DIRECTION: Identify all lines of the data containing the string "espinaca" and copy them.
####
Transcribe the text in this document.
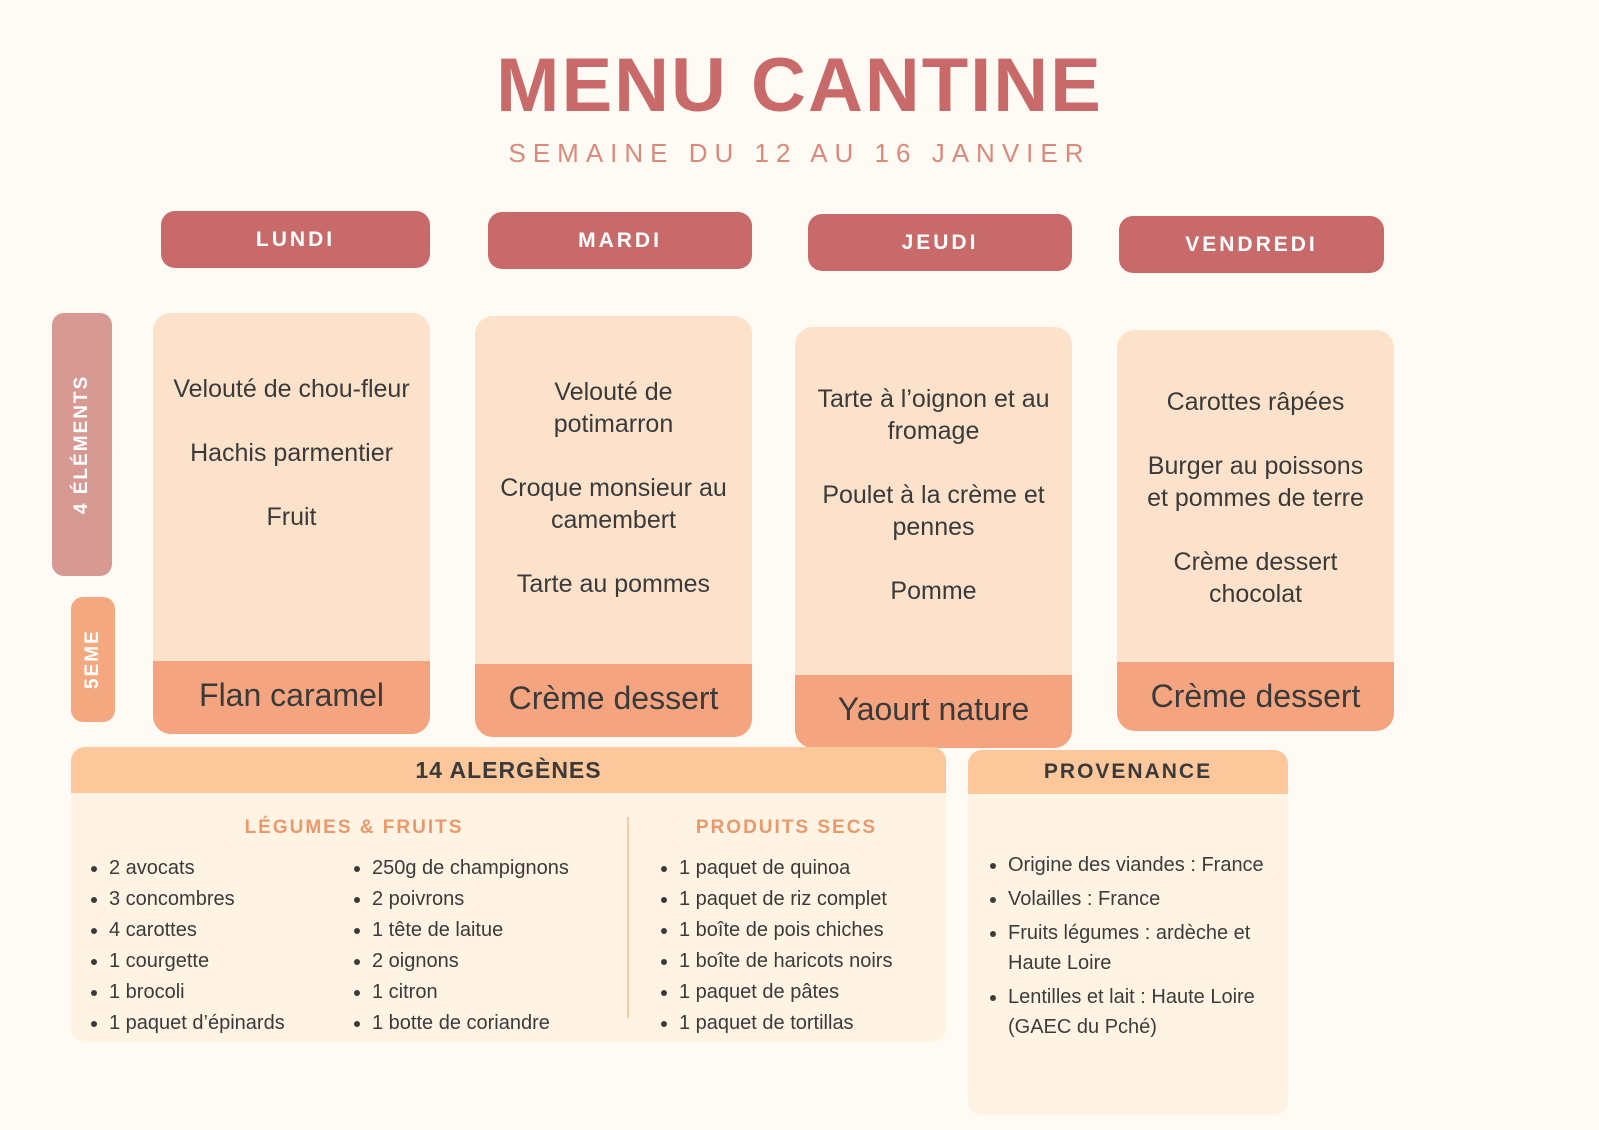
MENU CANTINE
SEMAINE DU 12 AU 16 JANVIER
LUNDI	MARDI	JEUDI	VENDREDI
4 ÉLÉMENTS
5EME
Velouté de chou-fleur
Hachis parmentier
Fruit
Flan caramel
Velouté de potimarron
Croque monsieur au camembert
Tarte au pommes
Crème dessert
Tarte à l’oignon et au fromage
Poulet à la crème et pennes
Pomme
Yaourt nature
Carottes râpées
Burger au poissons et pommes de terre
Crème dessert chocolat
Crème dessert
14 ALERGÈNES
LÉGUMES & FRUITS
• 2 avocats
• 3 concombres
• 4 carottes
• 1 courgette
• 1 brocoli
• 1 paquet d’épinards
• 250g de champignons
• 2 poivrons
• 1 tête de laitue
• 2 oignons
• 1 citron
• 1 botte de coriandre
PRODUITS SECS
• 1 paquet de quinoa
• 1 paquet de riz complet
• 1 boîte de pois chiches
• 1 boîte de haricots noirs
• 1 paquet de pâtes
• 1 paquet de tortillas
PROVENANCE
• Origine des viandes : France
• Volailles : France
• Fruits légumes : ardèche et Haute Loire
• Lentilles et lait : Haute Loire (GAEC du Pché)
####
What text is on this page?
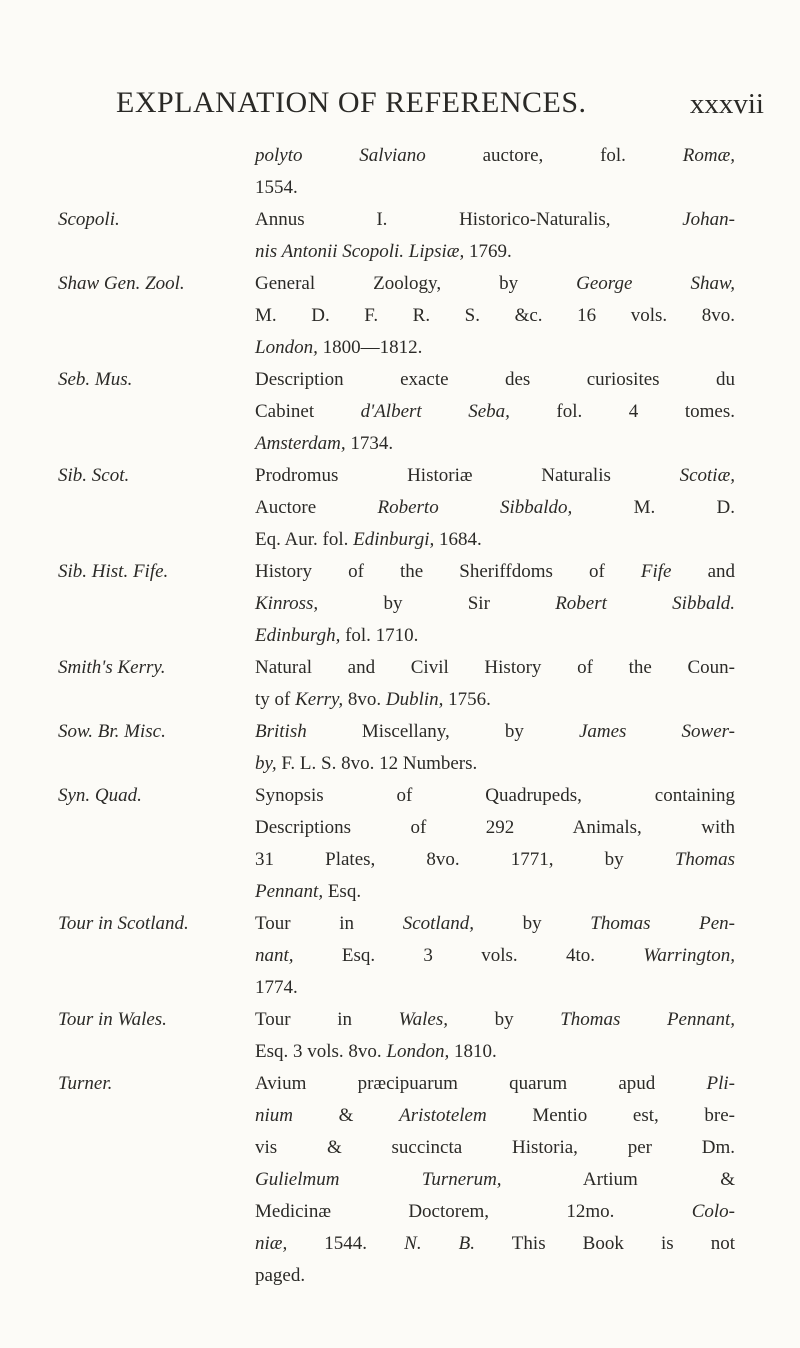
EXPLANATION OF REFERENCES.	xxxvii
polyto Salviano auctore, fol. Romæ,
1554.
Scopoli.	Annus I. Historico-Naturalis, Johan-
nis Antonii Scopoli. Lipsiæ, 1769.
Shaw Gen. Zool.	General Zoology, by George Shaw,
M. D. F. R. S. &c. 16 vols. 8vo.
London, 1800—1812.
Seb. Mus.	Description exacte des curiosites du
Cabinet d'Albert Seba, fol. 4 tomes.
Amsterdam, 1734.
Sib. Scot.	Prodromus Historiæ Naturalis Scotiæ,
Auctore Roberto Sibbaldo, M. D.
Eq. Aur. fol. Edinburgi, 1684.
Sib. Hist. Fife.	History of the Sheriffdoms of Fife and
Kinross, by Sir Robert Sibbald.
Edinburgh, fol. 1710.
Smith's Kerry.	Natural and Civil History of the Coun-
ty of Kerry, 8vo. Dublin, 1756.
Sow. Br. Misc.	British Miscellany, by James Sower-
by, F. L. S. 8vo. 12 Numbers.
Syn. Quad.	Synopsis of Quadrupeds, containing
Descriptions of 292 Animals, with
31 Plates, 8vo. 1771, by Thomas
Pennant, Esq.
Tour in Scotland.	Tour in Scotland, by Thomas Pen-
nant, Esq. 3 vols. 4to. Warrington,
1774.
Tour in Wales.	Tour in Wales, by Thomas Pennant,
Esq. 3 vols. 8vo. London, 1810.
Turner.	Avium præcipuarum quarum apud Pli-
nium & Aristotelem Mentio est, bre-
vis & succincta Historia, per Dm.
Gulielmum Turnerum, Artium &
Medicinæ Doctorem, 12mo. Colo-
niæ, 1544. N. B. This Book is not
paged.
####
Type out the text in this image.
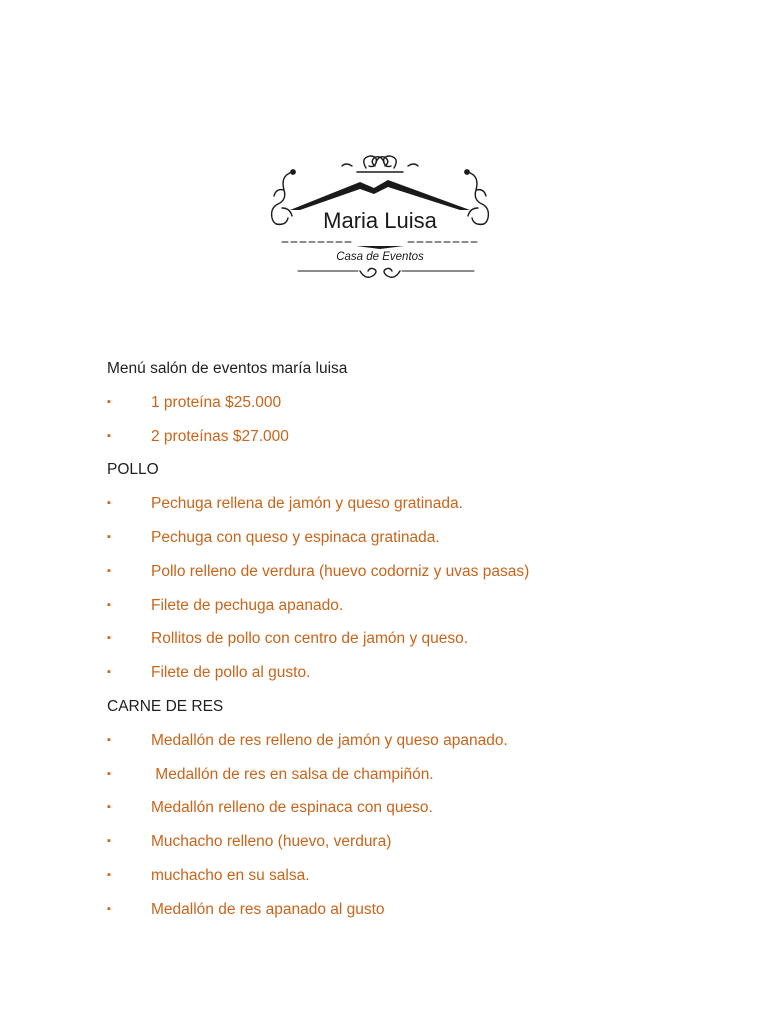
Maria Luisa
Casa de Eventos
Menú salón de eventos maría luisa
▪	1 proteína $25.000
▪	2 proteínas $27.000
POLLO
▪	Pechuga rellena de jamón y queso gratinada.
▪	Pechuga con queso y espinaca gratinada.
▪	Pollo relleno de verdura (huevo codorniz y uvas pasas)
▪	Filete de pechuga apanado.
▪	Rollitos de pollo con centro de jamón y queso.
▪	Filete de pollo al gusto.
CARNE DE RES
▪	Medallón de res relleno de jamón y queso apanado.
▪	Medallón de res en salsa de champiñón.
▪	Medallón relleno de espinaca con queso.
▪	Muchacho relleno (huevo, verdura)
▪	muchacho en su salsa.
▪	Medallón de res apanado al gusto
####
OUTPUT:
▪	Pechuga con queso y espinaca gratinada.
▪	Medallón relleno de espinaca con queso.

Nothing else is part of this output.